Work required => The entries below should be output exactly as written.
----------
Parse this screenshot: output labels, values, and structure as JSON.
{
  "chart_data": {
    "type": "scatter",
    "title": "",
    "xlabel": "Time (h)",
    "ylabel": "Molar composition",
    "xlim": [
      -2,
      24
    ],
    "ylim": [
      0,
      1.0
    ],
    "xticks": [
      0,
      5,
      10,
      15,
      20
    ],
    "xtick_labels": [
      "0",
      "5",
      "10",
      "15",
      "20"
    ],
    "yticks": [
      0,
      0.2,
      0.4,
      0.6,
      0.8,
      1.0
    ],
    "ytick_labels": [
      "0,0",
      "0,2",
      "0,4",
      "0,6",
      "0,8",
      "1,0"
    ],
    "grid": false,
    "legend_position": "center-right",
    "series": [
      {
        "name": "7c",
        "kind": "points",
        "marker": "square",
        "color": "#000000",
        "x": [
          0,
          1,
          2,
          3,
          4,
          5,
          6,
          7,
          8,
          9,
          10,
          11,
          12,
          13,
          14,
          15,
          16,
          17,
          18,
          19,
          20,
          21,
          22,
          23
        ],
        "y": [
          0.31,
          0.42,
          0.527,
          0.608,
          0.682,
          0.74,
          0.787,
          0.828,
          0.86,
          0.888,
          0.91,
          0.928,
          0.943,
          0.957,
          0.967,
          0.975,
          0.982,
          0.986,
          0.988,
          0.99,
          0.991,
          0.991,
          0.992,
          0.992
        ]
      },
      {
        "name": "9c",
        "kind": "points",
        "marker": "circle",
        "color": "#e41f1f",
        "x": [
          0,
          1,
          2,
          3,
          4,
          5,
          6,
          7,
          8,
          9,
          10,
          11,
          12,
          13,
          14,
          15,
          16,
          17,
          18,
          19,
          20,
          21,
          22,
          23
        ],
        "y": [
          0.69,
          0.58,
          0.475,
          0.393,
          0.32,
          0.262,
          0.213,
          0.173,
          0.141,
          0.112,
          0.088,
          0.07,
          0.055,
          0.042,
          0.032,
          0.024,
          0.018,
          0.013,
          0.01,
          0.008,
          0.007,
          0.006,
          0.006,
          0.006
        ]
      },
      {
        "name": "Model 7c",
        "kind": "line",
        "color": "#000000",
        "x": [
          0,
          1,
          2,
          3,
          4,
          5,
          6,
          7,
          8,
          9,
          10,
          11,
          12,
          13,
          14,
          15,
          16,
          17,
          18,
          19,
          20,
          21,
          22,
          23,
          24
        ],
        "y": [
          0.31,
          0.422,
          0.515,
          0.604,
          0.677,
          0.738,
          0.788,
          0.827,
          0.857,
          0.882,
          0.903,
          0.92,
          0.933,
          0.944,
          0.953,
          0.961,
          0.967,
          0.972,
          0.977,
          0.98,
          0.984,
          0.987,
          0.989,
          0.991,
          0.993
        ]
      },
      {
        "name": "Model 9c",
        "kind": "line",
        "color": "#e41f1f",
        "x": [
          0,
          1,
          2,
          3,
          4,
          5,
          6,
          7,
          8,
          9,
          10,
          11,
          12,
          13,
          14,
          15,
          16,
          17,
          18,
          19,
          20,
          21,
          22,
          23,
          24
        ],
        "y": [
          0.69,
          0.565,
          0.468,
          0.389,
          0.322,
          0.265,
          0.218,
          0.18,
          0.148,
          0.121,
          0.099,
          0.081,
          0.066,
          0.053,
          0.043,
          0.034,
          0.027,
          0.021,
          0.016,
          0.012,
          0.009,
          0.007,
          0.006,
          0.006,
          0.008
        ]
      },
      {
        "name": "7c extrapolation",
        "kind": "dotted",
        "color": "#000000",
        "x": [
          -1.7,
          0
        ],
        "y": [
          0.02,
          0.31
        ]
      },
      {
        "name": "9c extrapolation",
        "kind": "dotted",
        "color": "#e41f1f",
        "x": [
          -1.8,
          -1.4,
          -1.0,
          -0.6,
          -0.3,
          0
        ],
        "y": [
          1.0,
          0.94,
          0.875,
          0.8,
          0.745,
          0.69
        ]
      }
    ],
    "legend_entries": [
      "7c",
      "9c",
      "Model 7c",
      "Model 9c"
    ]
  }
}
----------
Finished exercise =>
Parse this screenshot: output labels, values, and structure as JSON.
{
  "chart_data": {
    "type": "scatter",
    "title": "",
    "xlabel": "Time (h)",
    "ylabel": "Molar composition",
    "xlim": [
      -2,
      24
    ],
    "ylim": [
      0,
      1.0
    ],
    "xticks": [
      0,
      5,
      10,
      15,
      20
    ],
    "xtick_labels": [
      "0",
      "5",
      "10",
      "15",
      "20"
    ],
    "yticks": [
      0,
      0.2,
      0.4,
      0.6,
      0.8,
      1.0
    ],
    "ytick_labels": [
      "0,0",
      "0,2",
      "0,4",
      "0,6",
      "0,8",
      "1,0"
    ],
    "grid": false,
    "legend_position": "center-right",
    "series": [
      {
        "name": "7c",
        "kind": "points",
        "marker": "square",
        "color": "#000000",
        "x": [
          0,
          1,
          2,
          3,
          4,
          5,
          6,
          7,
          8,
          9,
          10,
          11,
          12,
          13,
          14,
          15,
          16,
          17,
          18,
          19,
          20,
          21,
          22,
          23
        ],
        "y": [
          0.31,
          0.42,
          0.527,
          0.608,
          0.682,
          0.74,
          0.787,
          0.828,
          0.86,
          0.888,
          0.91,
          0.928,
          0.943,
          0.957,
          0.967,
          0.975,
          0.982,
          0.986,
          0.988,
          0.99,
          0.991,
          0.991,
          0.992,
          0.992
        ]
      },
      {
        "name": "9c",
        "kind": "points",
        "marker": "circle",
        "color": "#e41f1f",
        "x": [
          0,
          1,
          2,
          3,
          4,
          5,
          6,
          7,
          8,
          9,
          10,
          11,
          12,
          13,
          14,
          15,
          16,
          17,
          18,
          19,
          20,
          21,
          22,
          23
        ],
        "y": [
          0.69,
          0.58,
          0.475,
          0.393,
          0.32,
          0.262,
          0.213,
          0.173,
          0.141,
          0.112,
          0.088,
          0.07,
          0.055,
          0.042,
          0.032,
          0.024,
          0.018,
          0.013,
          0.01,
          0.008,
          0.007,
          0.006,
          0.006,
          0.006
        ]
      },
      {
        "name": "Model 7c",
        "kind": "line",
        "color": "#000000",
        "x": [
          0,
          1,
          2,
          3,
          4,
          5,
          6,
          7,
          8,
          9,
          10,
          11,
          12,
          13,
          14,
          15,
          16,
          17,
          18,
          19,
          20,
          21,
          22,
          23,
          24
        ],
        "y": [
          0.31,
          0.422,
          0.515,
          0.604,
          0.677,
          0.738,
          0.788,
          0.827,
          0.857,
          0.882,
          0.903,
          0.92,
          0.933,
          0.944,
          0.953,
          0.961,
          0.967,
          0.972,
          0.977,
          0.98,
          0.984,
          0.987,
          0.989,
          0.991,
          0.993
        ]
      },
      {
        "name": "Model 9c",
        "kind": "line",
        "color": "#e41f1f",
        "x": [
          0,
          1,
          2,
          3,
          4,
          5,
          6,
          7,
          8,
          9,
          10,
          11,
          12,
          13,
          14,
          15,
          16,
          17,
          18,
          19,
          20,
          21,
          22,
          23,
          24
        ],
        "y": [
          0.69,
          0.565,
          0.468,
          0.389,
          0.322,
          0.265,
          0.218,
          0.18,
          0.148,
          0.121,
          0.099,
          0.081,
          0.066,
          0.053,
          0.043,
          0.034,
          0.027,
          0.021,
          0.016,
          0.012,
          0.009,
          0.007,
          0.006,
          0.006,
          0.008
        ]
      },
      {
        "name": "7c extrapolation",
        "kind": "dotted",
        "color": "#000000",
        "x": [
          -1.7,
          0
        ],
        "y": [
          0.02,
          0.31
        ]
      },
      {
        "name": "9c extrapolation",
        "kind": "dotted",
        "color": "#e41f1f",
        "x": [
          -1.8,
          -1.4,
          -1.0,
          -0.6,
          -0.3,
          0
        ],
        "y": [
          1.0,
          0.94,
          0.875,
          0.8,
          0.745,
          0.69
        ]
      }
    ],
    "legend_entries": [
      "7c",
      "9c",
      "Model 7c",
      "Model 9c"
    ]
  }
}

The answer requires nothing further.